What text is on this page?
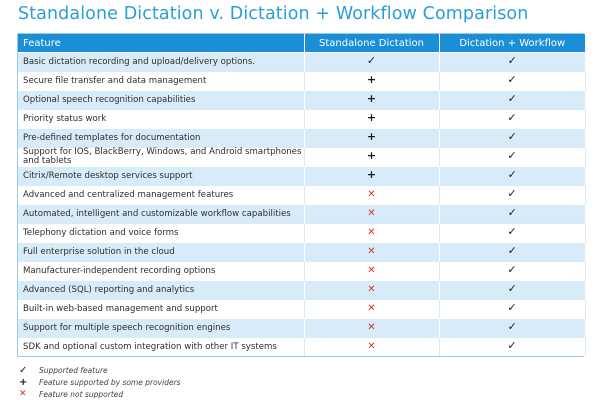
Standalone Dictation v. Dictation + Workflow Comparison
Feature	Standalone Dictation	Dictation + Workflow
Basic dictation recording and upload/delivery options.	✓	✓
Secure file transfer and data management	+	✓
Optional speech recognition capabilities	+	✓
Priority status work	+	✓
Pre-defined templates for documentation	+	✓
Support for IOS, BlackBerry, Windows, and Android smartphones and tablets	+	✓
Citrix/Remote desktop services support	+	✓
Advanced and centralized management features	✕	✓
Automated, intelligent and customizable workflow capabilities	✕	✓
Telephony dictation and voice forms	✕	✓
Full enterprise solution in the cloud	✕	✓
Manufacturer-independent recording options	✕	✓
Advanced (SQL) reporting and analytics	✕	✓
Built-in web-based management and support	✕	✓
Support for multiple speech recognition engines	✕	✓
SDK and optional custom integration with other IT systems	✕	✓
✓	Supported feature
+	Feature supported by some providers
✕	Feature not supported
=-=-=-=-=
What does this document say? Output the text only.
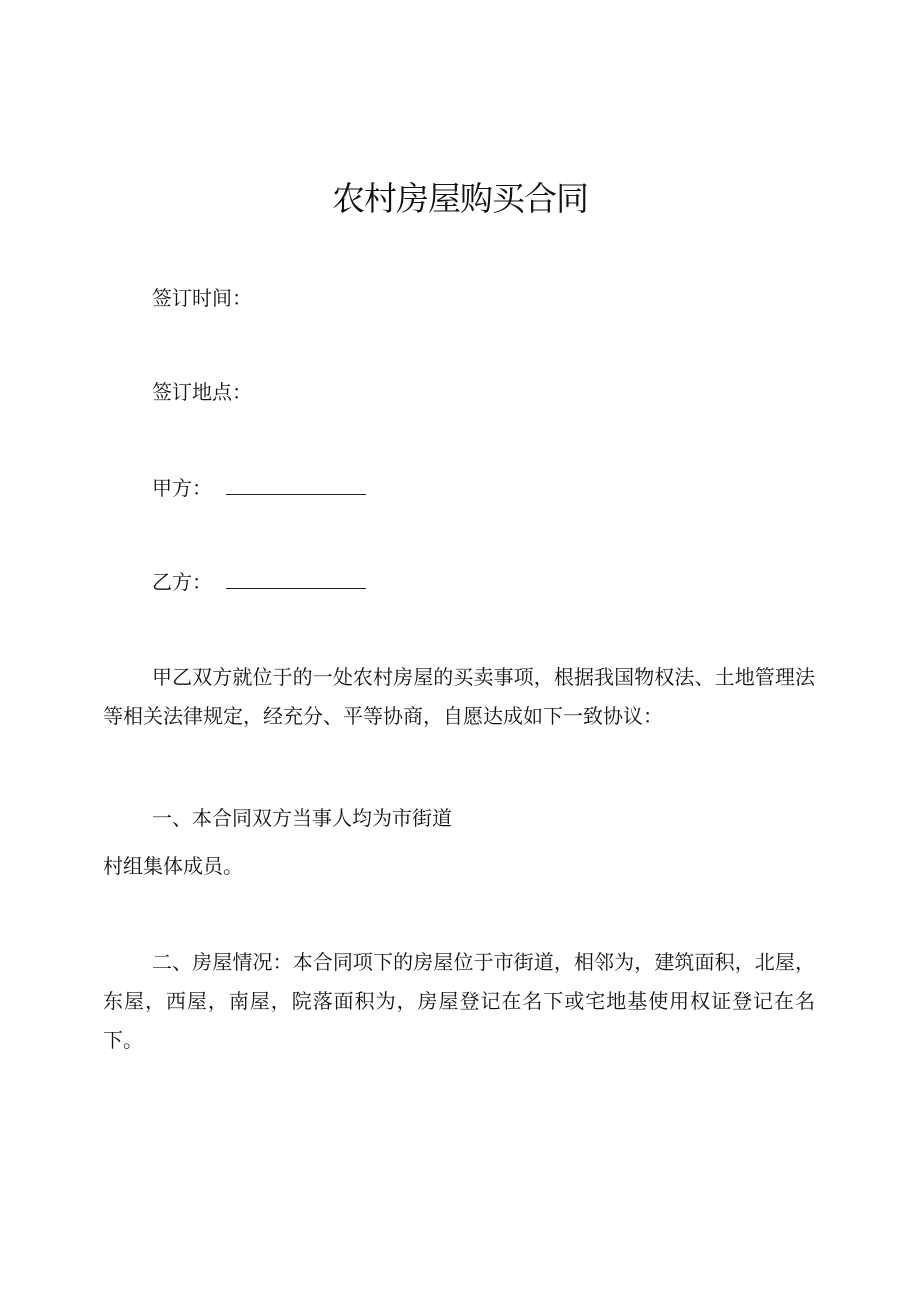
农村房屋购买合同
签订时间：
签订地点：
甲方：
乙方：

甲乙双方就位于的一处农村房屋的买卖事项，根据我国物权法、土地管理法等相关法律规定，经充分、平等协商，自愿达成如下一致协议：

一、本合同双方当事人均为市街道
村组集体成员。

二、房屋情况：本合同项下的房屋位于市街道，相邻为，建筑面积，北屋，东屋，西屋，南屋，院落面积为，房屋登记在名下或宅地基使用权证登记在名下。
=-=-=-=-=
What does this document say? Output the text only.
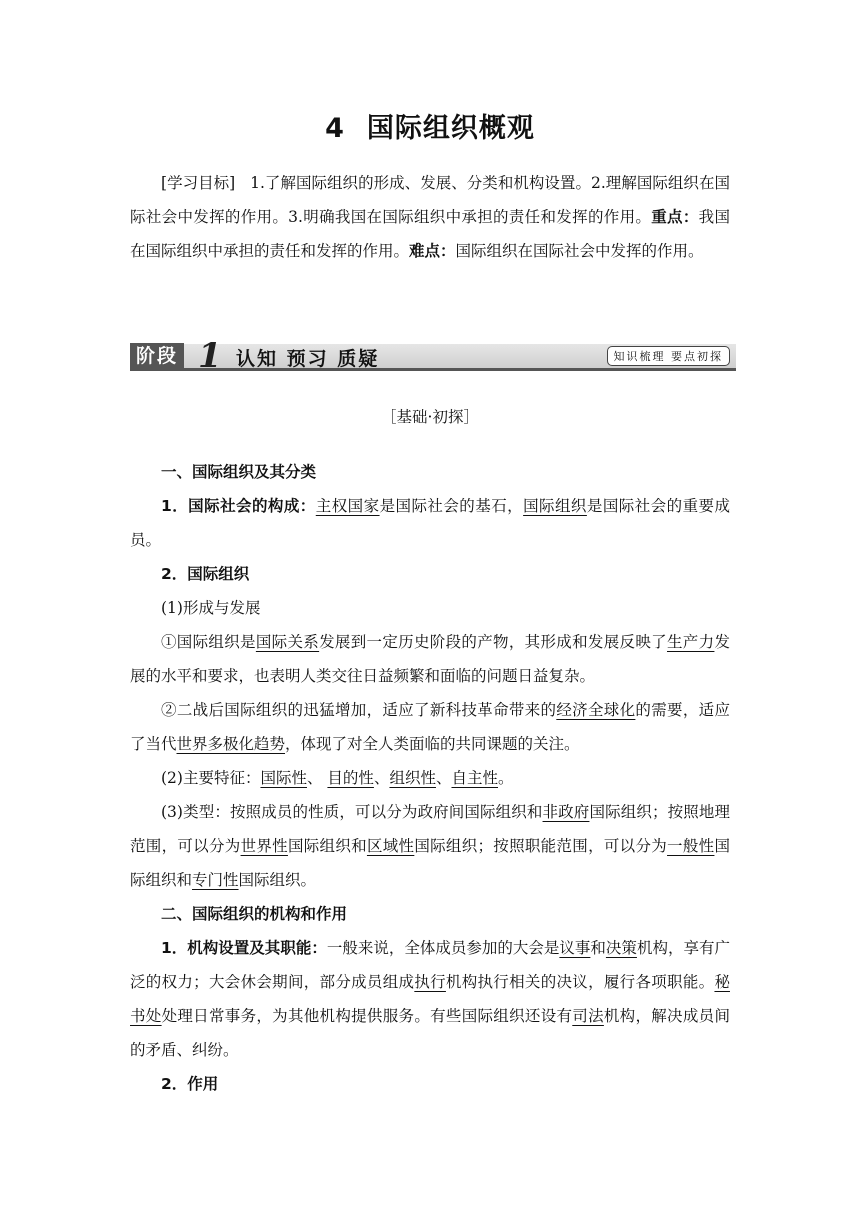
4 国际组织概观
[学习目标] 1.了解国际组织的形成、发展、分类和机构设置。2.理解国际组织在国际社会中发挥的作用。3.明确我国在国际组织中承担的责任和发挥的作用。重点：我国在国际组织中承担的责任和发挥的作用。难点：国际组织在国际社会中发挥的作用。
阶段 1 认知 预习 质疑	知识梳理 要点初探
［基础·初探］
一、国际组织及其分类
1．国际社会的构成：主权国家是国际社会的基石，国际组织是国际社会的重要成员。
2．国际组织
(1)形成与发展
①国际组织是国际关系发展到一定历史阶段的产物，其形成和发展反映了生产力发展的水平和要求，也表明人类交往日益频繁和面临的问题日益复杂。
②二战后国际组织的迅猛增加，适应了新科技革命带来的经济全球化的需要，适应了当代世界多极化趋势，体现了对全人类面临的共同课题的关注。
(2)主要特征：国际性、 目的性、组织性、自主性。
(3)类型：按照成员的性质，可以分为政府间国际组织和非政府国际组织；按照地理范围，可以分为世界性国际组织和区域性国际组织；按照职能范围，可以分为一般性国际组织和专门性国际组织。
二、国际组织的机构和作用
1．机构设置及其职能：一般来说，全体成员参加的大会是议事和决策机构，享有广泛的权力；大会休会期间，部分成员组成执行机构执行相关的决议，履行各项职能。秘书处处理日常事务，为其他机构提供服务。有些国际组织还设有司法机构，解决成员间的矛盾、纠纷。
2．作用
=-=-=-=-=
In the material above, show every line where the word "recording" turns up.

Basic dictation recording and upload/delivery options.	✓	✓
Manufacturer-independent recording options	✕	✓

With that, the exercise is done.